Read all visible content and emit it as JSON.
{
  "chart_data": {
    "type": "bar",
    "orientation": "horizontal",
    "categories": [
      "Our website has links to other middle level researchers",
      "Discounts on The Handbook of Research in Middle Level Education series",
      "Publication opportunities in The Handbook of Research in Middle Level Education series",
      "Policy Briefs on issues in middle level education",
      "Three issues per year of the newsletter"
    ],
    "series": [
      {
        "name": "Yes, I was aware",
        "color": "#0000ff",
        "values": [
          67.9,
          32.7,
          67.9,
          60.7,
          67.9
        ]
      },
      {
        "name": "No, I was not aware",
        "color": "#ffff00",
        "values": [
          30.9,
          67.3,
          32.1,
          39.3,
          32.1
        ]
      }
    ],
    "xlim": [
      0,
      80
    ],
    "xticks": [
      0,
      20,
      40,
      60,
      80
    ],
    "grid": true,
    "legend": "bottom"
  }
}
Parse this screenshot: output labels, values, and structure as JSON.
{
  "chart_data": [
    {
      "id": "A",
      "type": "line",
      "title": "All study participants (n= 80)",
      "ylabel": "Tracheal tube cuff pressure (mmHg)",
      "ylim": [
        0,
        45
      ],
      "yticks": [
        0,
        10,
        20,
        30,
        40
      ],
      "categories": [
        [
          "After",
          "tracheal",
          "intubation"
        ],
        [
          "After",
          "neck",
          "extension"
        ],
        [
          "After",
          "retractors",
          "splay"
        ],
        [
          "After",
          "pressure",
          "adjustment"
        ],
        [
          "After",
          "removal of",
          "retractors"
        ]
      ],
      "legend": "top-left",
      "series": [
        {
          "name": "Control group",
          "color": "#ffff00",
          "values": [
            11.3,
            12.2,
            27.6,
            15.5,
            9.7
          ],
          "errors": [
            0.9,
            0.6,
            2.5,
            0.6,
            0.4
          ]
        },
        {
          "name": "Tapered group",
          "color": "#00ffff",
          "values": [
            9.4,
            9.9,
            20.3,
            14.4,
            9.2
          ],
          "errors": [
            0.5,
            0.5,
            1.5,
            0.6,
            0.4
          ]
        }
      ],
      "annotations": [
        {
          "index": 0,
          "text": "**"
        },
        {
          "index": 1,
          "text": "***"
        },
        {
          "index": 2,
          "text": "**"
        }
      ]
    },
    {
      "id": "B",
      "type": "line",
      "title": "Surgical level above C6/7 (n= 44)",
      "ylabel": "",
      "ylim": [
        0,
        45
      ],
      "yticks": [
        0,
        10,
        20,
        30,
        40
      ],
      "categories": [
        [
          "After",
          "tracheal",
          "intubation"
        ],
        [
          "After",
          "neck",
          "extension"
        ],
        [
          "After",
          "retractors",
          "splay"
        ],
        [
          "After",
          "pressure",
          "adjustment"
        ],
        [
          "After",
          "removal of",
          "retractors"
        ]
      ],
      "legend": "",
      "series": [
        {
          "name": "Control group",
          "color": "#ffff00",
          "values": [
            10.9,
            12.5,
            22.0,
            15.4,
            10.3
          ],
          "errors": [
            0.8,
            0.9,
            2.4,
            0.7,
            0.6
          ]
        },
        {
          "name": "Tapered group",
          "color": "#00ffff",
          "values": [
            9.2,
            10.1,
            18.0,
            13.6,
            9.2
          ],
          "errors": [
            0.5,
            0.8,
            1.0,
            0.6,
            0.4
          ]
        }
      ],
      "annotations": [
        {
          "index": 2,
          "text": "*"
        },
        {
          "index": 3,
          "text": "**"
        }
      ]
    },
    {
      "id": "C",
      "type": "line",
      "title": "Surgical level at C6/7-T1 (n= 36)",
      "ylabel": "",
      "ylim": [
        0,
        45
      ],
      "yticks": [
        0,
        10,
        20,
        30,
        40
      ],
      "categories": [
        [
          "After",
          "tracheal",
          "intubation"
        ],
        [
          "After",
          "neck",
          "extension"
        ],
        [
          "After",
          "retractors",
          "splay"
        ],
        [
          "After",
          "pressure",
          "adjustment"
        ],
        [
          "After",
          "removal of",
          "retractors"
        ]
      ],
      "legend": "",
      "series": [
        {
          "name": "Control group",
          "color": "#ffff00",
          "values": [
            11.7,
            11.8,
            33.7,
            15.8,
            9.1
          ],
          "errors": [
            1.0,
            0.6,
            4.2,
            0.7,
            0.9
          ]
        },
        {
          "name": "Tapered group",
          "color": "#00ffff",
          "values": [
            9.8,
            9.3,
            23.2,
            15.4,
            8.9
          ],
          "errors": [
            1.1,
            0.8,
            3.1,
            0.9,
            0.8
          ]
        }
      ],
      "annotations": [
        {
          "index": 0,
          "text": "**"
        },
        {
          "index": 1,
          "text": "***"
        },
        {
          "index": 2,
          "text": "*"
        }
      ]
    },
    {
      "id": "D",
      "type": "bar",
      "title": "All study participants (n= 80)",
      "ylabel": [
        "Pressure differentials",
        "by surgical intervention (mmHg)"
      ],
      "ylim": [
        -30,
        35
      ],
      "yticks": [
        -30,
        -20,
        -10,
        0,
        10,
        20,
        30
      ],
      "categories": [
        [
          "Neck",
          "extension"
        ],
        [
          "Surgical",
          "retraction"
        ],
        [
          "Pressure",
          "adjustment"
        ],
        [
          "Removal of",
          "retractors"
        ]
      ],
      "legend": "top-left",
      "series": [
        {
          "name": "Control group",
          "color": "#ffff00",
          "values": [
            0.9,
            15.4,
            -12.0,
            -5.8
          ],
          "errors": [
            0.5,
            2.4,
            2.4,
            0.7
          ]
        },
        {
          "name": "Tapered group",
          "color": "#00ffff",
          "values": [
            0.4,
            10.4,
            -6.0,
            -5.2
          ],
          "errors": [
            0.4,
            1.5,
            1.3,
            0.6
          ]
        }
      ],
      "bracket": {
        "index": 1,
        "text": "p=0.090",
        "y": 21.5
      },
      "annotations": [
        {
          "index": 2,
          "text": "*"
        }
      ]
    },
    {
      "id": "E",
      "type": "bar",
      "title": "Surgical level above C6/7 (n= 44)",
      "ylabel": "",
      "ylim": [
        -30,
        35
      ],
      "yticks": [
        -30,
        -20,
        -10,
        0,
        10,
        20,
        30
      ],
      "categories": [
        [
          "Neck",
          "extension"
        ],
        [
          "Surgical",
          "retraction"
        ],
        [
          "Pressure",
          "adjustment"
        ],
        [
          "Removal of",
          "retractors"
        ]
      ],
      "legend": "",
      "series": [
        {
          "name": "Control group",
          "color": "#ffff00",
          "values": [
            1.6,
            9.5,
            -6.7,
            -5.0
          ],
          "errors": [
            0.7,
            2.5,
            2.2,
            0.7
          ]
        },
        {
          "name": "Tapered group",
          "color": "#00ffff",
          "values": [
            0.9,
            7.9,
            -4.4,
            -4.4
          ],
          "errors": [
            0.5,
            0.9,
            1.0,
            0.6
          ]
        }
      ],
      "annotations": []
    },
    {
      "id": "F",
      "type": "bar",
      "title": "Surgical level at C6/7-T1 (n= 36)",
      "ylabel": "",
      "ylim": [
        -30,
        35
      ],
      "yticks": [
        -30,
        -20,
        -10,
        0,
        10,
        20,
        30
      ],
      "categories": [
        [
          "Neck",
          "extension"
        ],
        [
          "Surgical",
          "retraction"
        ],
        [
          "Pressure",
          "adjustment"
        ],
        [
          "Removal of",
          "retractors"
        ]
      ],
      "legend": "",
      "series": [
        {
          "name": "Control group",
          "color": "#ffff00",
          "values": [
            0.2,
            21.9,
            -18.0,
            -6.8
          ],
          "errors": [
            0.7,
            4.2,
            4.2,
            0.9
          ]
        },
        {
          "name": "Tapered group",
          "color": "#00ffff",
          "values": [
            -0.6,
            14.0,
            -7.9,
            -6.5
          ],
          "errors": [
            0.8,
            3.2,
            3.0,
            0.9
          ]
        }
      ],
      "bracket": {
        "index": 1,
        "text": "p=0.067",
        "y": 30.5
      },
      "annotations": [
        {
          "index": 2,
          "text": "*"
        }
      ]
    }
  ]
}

### WHAT IS EXPECTED
Copy each line containing the word "Handbook" from the data.

### ANSWER TO THIS PROBLEM
      "Discounts on The Handbook of Research in Middle Level Education series",
      "Publication opportunities in The Handbook of Research in Middle Level Education series",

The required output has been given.